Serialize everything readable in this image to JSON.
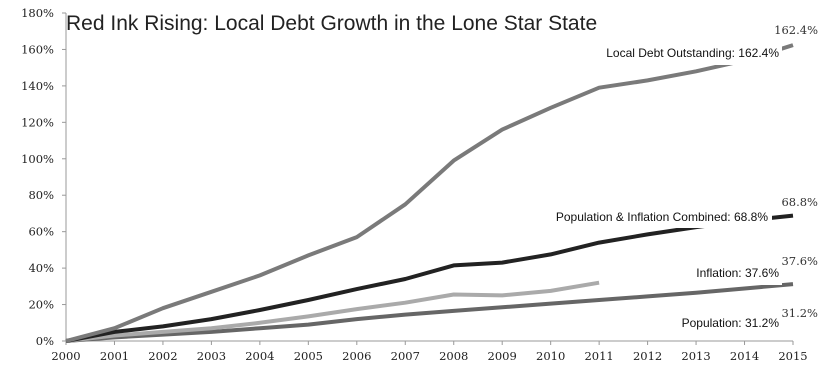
{
  "chart_data": {
    "type": "line",
    "title": "Red Ink Rising: Local Debt Growth in the Lone Star State",
    "x": [
      "2000",
      "2001",
      "2002",
      "2003",
      "2004",
      "2005",
      "2006",
      "2007",
      "2008",
      "2009",
      "2010",
      "2011",
      "2012",
      "2013",
      "2014",
      "2015"
    ],
    "y_tick_labels": [
      "0%",
      "20%",
      "40%",
      "60%",
      "80%",
      "100%",
      "120%",
      "140%",
      "160%",
      "180%"
    ],
    "ylim": [
      0,
      180
    ],
    "grid": false,
    "series": [
      {
        "name": "Local Debt Outstanding",
        "color": "#7a7a7a",
        "values": [
          0,
          7,
          18,
          27,
          36,
          47,
          57,
          75,
          99,
          116,
          128,
          139,
          143,
          148,
          154,
          162.4
        ],
        "callout": "Local Debt Outstanding: 162.4%",
        "end_label": "162.4%"
      },
      {
        "name": "Population & Inflation Combined",
        "color": "#222222",
        "values": [
          0,
          5,
          8,
          12,
          17,
          22.5,
          28.5,
          34,
          41.5,
          43,
          47.5,
          54,
          58.5,
          62.5,
          66,
          68.8
        ],
        "callout": "Population & Inflation Combined: 68.8%",
        "end_label": "68.8%"
      },
      {
        "name": "Inflation",
        "color": "#aaaaaa",
        "values": [
          0,
          3,
          5,
          7,
          10,
          13.5,
          17.5,
          21,
          25.5,
          25,
          27.5,
          32,
          null,
          null,
          null,
          37.6
        ],
        "callout": "Inflation: 37.6%",
        "end_label": "37.6%"
      },
      {
        "name": "Population",
        "color": "#666666",
        "values": [
          0,
          2,
          3.5,
          5,
          7,
          9,
          12,
          14.5,
          16.5,
          18.5,
          20.5,
          22.5,
          24.5,
          26.5,
          28.8,
          31.2
        ],
        "callout": "Population: 31.2%",
        "end_label": "31.2%"
      }
    ]
  }
}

+---+

→ **TASK TO CARRY OUT**
Give the count of lines holding the word "Combined" and nothing more.

→ **RESPONSE**
2